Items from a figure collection
┏━━

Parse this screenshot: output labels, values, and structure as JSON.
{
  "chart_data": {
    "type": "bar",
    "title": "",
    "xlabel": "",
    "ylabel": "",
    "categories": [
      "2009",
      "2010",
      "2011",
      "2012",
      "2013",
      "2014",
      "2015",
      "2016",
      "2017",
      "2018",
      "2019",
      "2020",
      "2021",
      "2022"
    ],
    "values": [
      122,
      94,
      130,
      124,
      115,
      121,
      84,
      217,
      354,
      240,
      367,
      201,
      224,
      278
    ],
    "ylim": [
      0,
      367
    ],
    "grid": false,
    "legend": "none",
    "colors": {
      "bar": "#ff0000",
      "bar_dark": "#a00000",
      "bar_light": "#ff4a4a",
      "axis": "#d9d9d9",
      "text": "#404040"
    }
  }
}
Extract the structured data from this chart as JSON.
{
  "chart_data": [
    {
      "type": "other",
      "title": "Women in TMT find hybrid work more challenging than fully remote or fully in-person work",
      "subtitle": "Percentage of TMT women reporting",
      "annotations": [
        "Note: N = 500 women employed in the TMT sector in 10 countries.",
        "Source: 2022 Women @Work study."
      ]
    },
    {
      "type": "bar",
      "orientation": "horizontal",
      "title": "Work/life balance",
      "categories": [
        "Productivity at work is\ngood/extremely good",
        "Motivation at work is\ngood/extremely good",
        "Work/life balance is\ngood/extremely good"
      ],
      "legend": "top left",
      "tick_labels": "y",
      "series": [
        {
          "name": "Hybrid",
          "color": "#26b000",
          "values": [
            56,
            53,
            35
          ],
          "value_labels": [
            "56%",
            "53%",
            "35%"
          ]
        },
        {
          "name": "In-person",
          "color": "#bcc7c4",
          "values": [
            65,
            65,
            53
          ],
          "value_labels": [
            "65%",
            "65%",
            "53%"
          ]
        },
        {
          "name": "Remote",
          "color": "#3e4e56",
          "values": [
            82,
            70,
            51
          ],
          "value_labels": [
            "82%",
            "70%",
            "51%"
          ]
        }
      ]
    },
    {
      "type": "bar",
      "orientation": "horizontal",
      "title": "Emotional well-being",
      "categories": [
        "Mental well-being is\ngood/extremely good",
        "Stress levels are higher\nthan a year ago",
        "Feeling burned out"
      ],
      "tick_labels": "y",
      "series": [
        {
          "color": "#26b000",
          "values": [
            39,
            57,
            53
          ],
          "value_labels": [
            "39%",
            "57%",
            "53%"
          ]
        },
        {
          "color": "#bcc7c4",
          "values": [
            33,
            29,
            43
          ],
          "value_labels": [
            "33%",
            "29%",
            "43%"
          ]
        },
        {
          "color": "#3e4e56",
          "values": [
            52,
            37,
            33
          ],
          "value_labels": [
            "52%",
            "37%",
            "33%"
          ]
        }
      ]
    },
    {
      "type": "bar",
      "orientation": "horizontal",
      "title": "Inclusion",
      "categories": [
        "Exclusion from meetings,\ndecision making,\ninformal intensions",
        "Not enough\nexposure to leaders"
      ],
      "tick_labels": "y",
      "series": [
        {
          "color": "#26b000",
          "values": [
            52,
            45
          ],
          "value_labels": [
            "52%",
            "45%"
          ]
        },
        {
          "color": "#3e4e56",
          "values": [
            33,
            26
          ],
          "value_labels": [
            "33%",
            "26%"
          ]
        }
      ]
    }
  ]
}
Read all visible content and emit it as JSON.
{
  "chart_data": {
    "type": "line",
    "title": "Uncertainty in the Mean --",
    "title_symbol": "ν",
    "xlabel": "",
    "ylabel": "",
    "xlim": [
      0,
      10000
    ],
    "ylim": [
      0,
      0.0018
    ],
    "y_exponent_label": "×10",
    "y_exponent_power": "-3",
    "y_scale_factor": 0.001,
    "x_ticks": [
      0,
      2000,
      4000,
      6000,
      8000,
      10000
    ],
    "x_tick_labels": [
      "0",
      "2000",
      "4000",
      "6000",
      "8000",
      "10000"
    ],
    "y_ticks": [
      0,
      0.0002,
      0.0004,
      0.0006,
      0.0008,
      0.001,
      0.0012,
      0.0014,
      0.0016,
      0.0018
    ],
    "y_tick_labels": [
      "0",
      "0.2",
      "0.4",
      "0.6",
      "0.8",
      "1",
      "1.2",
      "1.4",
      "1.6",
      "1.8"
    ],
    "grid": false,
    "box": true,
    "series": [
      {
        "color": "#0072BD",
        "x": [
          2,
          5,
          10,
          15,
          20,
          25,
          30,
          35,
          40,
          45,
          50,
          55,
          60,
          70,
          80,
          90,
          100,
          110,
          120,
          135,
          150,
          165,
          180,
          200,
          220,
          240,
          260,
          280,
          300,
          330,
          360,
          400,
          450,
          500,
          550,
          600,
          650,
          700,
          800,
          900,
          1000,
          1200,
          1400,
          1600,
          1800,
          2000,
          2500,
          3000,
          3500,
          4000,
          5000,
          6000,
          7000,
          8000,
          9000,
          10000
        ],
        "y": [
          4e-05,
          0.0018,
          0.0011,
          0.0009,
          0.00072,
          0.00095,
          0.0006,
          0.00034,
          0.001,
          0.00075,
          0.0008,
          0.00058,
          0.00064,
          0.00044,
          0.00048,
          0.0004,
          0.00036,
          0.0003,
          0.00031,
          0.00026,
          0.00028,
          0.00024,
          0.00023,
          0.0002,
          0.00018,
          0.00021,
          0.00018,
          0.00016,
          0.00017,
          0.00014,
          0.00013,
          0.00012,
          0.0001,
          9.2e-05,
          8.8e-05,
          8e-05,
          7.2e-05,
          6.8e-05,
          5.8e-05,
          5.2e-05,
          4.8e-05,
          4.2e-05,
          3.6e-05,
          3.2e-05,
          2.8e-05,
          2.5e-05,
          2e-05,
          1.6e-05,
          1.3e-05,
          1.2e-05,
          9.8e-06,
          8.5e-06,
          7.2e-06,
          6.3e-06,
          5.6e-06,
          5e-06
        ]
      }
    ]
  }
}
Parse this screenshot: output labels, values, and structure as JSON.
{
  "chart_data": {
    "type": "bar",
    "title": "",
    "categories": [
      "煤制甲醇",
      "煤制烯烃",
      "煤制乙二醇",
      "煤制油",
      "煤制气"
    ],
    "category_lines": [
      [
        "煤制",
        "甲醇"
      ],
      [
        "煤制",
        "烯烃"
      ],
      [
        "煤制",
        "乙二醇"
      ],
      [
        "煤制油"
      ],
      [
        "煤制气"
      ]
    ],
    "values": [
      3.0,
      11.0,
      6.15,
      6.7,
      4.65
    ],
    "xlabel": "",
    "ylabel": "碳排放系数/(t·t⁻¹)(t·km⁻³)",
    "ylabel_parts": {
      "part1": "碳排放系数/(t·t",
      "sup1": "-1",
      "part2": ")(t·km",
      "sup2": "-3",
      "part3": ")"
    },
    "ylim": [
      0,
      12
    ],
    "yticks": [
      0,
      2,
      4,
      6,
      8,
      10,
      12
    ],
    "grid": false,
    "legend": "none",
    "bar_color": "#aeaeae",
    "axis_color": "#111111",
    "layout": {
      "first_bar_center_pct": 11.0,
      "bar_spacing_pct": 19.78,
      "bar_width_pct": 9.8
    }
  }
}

┗━━

Stated exercise
Find every line that includes the string "being". Report how many there are and nothing else.

Response for this exercise
2